# Start of Material for the task
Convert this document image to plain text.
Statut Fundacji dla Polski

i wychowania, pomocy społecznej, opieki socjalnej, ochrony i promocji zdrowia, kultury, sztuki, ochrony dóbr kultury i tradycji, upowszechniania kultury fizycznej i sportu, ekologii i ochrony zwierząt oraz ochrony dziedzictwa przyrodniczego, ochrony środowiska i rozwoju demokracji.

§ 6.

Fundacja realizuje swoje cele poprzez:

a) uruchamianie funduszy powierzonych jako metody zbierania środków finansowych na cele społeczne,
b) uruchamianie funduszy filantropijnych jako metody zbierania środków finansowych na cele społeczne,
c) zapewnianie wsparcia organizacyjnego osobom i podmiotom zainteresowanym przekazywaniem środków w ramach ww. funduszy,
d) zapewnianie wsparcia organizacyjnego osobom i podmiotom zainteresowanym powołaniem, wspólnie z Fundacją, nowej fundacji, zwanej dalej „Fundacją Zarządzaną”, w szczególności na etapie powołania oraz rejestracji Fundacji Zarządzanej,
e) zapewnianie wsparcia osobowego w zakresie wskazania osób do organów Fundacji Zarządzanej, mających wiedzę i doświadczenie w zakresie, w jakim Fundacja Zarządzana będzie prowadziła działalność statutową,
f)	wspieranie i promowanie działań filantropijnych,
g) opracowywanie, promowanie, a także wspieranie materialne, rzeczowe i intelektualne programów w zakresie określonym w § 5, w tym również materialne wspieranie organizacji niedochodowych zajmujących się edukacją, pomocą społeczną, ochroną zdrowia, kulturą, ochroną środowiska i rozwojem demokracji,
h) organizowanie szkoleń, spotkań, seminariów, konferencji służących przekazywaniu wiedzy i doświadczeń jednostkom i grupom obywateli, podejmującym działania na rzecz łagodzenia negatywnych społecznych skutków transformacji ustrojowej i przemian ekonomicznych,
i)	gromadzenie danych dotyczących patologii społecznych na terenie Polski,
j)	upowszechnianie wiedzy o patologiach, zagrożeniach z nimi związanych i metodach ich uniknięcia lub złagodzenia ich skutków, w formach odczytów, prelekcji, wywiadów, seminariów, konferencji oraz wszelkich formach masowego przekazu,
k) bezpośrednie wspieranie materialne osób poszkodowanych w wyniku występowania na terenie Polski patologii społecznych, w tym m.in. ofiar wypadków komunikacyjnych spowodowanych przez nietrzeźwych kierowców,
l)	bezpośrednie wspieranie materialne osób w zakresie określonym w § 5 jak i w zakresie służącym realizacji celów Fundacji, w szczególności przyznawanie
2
# End of Material for the task
_Task details:_ Pick out the lines containing the string "jako".

_Result of this exercise:_
a) uruchamianie funduszy powierzonych jako metody zbierania środków finansowych na cele społeczne,
b) uruchamianie funduszy filantropijnych jako metody zbierania środków finansowych na cele społeczne,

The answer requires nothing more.